— Start RECORDS PROVIDED —

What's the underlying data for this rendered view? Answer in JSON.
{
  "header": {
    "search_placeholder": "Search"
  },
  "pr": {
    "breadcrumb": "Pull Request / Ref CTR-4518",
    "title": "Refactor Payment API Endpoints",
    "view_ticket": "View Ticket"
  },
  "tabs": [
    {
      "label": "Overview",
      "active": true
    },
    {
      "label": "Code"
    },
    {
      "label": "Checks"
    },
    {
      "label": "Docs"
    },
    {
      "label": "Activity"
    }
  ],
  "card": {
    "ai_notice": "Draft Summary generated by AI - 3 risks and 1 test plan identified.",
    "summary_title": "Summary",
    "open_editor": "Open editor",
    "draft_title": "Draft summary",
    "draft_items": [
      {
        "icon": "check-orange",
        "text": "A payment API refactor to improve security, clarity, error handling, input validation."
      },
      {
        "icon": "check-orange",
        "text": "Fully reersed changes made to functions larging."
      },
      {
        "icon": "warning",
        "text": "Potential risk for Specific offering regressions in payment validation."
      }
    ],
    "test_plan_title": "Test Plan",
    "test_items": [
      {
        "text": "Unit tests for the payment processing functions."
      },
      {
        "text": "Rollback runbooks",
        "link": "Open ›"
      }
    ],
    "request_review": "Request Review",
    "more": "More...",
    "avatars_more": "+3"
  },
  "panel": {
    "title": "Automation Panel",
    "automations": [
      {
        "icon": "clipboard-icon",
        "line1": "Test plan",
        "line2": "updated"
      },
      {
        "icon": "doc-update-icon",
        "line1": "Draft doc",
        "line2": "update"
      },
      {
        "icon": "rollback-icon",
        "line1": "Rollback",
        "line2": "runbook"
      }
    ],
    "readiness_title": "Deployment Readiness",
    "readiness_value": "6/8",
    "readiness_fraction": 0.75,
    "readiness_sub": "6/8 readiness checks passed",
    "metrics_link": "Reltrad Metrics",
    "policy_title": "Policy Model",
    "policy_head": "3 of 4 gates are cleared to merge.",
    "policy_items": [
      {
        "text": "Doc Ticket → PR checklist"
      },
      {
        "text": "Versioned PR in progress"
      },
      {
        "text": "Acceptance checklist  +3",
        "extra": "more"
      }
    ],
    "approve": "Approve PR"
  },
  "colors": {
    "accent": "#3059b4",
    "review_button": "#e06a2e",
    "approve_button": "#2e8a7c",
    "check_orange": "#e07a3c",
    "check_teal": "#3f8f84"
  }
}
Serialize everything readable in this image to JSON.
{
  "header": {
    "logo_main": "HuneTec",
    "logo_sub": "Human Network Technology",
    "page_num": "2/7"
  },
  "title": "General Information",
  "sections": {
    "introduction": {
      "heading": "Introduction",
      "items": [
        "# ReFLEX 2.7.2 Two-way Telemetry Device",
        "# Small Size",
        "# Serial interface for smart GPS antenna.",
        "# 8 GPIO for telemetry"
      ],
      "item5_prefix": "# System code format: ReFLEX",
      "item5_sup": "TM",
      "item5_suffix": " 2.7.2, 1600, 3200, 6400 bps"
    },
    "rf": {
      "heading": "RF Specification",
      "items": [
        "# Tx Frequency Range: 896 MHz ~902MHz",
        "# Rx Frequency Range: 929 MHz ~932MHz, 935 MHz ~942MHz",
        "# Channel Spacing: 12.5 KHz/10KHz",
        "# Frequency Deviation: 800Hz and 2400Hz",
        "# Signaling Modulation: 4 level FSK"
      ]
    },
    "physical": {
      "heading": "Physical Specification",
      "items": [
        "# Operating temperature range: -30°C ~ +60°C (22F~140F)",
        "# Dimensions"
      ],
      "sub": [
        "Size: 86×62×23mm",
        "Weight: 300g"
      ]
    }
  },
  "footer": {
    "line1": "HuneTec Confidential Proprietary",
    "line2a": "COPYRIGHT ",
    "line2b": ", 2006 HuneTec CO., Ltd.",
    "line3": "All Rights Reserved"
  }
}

— End RECORDS PROVIDED —

• **EXERCISE GOAL**:
Make an exact copy of every entry.

• **RESULT OF THIS EXERCISE**:
What's the underlying data for this rendered view? Answer in JSON.
{
  "header": {
    "search_placeholder": "Search"
  },
  "pr": {
    "breadcrumb": "Pull Request / Ref CTR-4518",
    "title": "Refactor Payment API Endpoints",
    "view_ticket": "View Ticket"
  },
  "tabs": [
    {
      "label": "Overview",
      "active": true
    },
    {
      "label": "Code"
    },
    {
      "label": "Checks"
    },
    {
      "label": "Docs"
    },
    {
      "label": "Activity"
    }
  ],
  "card": {
    "ai_notice": "Draft Summary generated by AI - 3 risks and 1 test plan identified.",
    "summary_title": "Summary",
    "open_editor": "Open editor",
    "draft_title": "Draft summary",
    "draft_items": [
      {
        "icon": "check-orange",
        "text": "A payment API refactor to improve security, clarity, error handling, input validation."
      },
      {
        "icon": "check-orange",
        "text": "Fully reersed changes made to functions larging."
      },
      {
        "icon": "warning",
        "text": "Potential risk for Specific offering regressions in payment validation."
      }
    ],
    "test_plan_title": "Test Plan",
    "test_items": [
      {
        "text": "Unit tests for the payment processing functions."
      },
      {
        "text": "Rollback runbooks",
        "link": "Open ›"
      }
    ],
    "request_review": "Request Review",
    "more": "More...",
    "avatars_more": "+3"
  },
  "panel": {
    "title": "Automation Panel",
    "automations": [
      {
        "icon": "clipboard-icon",
        "line1": "Test plan",
        "line2": "updated"
      },
      {
        "icon": "doc-update-icon",
        "line1": "Draft doc",
        "line2": "update"
      },
      {
        "icon": "rollback-icon",
        "line1": "Rollback",
        "line2": "runbook"
      }
    ],
    "readiness_title": "Deployment Readiness",
    "readiness_value": "6/8",
    "readiness_fraction": 0.75,
    "readiness_sub": "6/8 readiness checks passed",
    "metrics_link": "Reltrad Metrics",
    "policy_title": "Policy Model",
    "policy_head": "3 of 4 gates are cleared to merge.",
    "policy_items": [
      {
        "text": "Doc Ticket → PR checklist"
      },
      {
        "text": "Versioned PR in progress"
      },
      {
        "text": "Acceptance checklist  +3",
        "extra": "more"
      }
    ],
    "approve": "Approve PR"
  },
  "colors": {
    "accent": "#3059b4",
    "review_button": "#e06a2e",
    "approve_button": "#2e8a7c",
    "check_orange": "#e07a3c",
    "check_teal": "#3f8f84"
  }
}
Serialize everything readable in this image to JSON.
{
  "header": {
    "logo_main": "HuneTec",
    "logo_sub": "Human Network Technology",
    "page_num": "2/7"
  },
  "title": "General Information",
  "sections": {
    "introduction": {
      "heading": "Introduction",
      "items": [
        "# ReFLEX 2.7.2 Two-way Telemetry Device",
        "# Small Size",
        "# Serial interface for smart GPS antenna.",
        "# 8 GPIO for telemetry"
      ],
      "item5_prefix": "# System code format: ReFLEX",
      "item5_sup": "TM",
      "item5_suffix": " 2.7.2, 1600, 3200, 6400 bps"
    },
    "rf": {
      "heading": "RF Specification",
      "items": [
        "# Tx Frequency Range: 896 MHz ~902MHz",
        "# Rx Frequency Range: 929 MHz ~932MHz, 935 MHz ~942MHz",
        "# Channel Spacing: 12.5 KHz/10KHz",
        "# Frequency Deviation: 800Hz and 2400Hz",
        "# Signaling Modulation: 4 level FSK"
      ]
    },
    "physical": {
      "heading": "Physical Specification",
      "items": [
        "# Operating temperature range: -30°C ~ +60°C (22F~140F)",
        "# Dimensions"
      ],
      "sub": [
        "Size: 86×62×23mm",
        "Weight: 300g"
      ]
    }
  },
  "footer": {
    "line1": "HuneTec Confidential Proprietary",
    "line2a": "COPYRIGHT ",
    "line2b": ", 2006 HuneTec CO., Ltd.",
    "line3": "All Rights Reserved"
  }
}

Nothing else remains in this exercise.